>> start RECORDS FOR THE TASK

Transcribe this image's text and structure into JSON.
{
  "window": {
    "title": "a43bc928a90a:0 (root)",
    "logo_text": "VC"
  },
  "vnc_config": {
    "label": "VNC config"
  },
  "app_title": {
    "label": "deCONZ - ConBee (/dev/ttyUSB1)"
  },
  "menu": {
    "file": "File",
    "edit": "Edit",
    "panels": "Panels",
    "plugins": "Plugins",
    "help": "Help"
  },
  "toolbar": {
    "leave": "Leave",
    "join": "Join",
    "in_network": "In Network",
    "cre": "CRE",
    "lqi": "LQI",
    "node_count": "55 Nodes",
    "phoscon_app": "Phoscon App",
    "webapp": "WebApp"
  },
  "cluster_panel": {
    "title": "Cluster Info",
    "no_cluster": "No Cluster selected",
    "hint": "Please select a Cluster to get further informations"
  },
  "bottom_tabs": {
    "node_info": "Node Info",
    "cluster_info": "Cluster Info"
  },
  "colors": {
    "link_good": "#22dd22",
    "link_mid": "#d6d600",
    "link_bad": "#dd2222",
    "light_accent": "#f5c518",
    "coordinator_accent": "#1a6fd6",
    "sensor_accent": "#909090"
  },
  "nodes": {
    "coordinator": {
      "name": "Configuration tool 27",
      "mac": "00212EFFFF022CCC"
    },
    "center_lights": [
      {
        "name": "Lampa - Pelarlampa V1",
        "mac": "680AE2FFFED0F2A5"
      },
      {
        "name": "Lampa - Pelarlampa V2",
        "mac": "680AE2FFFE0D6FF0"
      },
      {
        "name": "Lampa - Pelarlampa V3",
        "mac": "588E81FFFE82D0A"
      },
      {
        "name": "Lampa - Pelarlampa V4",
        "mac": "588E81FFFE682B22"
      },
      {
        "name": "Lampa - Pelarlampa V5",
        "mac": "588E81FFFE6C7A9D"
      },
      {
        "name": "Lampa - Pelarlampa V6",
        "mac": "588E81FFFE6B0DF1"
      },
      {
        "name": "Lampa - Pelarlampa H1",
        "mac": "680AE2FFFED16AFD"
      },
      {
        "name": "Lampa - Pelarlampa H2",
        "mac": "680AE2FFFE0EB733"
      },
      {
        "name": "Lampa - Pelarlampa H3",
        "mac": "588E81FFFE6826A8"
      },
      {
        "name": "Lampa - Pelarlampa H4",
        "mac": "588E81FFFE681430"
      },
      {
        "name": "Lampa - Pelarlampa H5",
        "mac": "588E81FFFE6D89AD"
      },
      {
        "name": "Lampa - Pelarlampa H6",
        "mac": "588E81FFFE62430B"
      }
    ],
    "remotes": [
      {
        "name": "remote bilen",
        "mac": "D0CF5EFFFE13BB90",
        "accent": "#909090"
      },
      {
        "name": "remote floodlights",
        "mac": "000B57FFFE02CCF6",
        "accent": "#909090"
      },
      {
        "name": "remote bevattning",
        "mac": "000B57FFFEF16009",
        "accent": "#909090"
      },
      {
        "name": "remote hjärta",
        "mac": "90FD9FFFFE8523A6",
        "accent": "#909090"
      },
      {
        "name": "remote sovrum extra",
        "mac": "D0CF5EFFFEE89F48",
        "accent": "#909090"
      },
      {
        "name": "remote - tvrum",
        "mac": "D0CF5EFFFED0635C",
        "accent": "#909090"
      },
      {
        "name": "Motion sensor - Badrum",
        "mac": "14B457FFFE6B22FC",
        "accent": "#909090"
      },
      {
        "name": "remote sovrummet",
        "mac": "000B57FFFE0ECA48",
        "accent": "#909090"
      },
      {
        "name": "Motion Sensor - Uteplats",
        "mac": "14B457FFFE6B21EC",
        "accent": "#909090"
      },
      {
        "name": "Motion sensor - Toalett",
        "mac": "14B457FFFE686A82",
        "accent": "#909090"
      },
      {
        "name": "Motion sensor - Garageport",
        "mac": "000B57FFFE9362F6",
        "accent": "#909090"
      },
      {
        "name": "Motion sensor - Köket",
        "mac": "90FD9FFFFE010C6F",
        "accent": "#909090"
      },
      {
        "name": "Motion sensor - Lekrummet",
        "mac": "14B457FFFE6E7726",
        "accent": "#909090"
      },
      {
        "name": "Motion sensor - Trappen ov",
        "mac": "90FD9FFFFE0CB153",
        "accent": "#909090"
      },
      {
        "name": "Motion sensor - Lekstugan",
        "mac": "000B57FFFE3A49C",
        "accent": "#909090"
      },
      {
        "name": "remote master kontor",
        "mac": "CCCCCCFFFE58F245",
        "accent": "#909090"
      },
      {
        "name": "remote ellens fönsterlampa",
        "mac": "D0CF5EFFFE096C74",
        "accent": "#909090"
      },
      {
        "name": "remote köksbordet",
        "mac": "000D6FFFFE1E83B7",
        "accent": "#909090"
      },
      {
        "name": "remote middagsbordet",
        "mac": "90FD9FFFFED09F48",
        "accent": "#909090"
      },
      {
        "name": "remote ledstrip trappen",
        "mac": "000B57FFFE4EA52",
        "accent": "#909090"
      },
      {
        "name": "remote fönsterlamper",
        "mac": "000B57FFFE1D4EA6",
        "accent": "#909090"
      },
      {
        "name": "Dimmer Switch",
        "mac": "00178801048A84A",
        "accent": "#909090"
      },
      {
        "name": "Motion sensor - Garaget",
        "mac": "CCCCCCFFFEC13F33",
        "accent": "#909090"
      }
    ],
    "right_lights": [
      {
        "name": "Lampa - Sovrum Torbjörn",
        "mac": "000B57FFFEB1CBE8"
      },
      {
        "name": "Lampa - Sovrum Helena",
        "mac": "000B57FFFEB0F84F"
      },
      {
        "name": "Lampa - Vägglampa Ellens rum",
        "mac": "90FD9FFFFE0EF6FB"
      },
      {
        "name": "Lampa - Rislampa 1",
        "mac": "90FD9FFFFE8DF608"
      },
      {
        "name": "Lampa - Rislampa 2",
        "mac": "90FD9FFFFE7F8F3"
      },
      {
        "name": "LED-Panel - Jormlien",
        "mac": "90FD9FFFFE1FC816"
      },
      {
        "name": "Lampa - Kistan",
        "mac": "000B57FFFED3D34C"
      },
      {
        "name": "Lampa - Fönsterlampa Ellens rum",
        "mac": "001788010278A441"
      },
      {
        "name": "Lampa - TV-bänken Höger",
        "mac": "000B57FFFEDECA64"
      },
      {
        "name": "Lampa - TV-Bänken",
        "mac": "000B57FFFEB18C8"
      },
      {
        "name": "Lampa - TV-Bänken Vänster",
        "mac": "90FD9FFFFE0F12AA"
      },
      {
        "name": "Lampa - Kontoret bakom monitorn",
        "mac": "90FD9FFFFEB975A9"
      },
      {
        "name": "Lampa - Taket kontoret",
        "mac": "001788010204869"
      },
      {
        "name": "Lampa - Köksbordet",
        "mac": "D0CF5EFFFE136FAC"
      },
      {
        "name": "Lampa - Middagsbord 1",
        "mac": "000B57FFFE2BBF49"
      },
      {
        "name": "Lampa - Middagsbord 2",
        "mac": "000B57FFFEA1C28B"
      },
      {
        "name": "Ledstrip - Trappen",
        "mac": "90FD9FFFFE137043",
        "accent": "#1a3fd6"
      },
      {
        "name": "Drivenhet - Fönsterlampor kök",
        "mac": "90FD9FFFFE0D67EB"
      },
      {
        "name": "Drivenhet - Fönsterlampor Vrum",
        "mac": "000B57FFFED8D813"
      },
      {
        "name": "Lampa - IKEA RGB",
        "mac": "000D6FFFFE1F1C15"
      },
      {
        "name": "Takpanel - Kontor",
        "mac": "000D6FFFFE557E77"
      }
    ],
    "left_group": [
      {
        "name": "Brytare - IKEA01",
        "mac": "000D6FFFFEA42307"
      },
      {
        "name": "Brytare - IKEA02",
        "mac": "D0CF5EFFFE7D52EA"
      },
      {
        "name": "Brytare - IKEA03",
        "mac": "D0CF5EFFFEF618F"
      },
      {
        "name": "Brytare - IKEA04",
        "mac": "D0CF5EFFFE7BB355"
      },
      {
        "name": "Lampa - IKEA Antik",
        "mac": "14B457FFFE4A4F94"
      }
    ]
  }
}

>> end RECORDS FOR THE TASK

**TASK DIRECTIONS**
Select the lines from the entries that include the word "Drivenhet".

**RESPONSE TO THE EXERCISE**
        "name": "Drivenhet - Fönsterlampor kök",
        "name": "Drivenhet - Fönsterlampor Vrum",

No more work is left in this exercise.